-- START OF EXERCISE MATERIAL --

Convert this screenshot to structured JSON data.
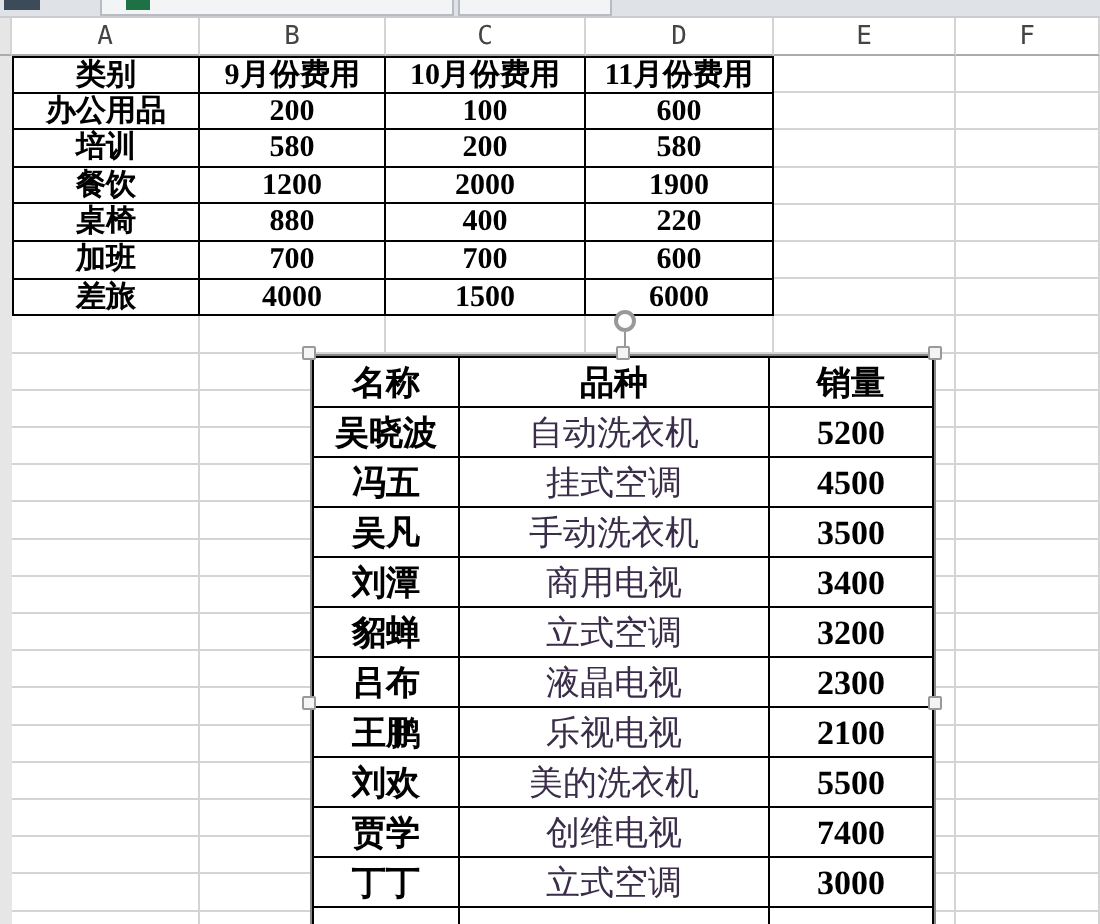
{
  "columns": [
    "A",
    "B",
    "C",
    "D",
    "E",
    "F"
  ],
  "expense_table": {
    "header": [
      "类别",
      "9月份费用",
      "10月份费用",
      "11月份费用"
    ],
    "rows": [
      [
        "办公用品",
        "200",
        "100",
        "600"
      ],
      [
        "培训",
        "580",
        "200",
        "580"
      ],
      [
        "餐饮",
        "1200",
        "2000",
        "1900"
      ],
      [
        "桌椅",
        "880",
        "400",
        "220"
      ],
      [
        "加班",
        "700",
        "700",
        "600"
      ],
      [
        "差旅",
        "4000",
        "1500",
        "6000"
      ]
    ]
  },
  "sales_picture": {
    "selected": true,
    "header": [
      "名称",
      "品种",
      "销量"
    ],
    "rows": [
      [
        "吴晓波",
        "自动洗衣机",
        "5200"
      ],
      [
        "冯五",
        "挂式空调",
        "4500"
      ],
      [
        "吴凡",
        "手动洗衣机",
        "3500"
      ],
      [
        "刘潭",
        "商用电视",
        "3400"
      ],
      [
        "貂蝉",
        "立式空调",
        "3200"
      ],
      [
        "吕布",
        "液晶电视",
        "2300"
      ],
      [
        "王鹏",
        "乐视电视",
        "2100"
      ],
      [
        "刘欢",
        "美的洗衣机",
        "5500"
      ],
      [
        "贾学",
        "创维电视",
        "7400"
      ],
      [
        "丁丁",
        "立式空调",
        "3000"
      ]
    ]
  }
}
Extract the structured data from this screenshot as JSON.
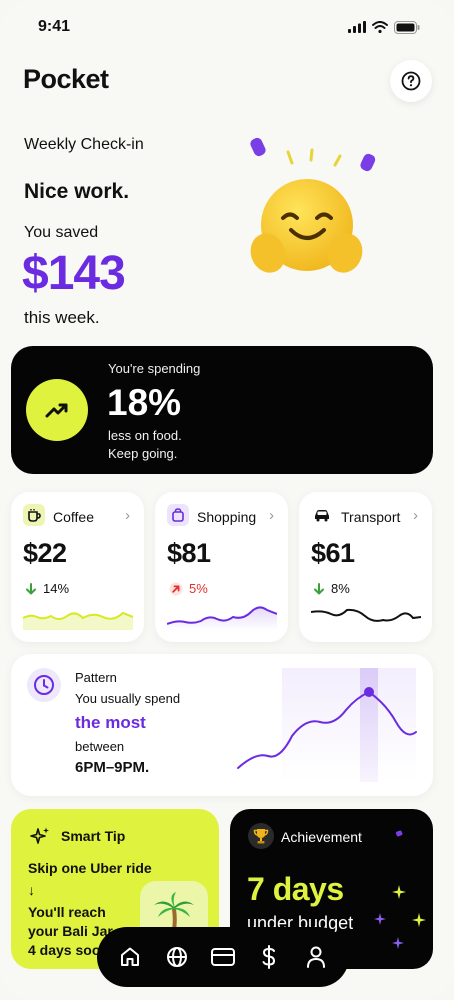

-- END OF EXERCISE MATERIAL --

Of the lines above, how many include the word "data"? Reply with the number only.

2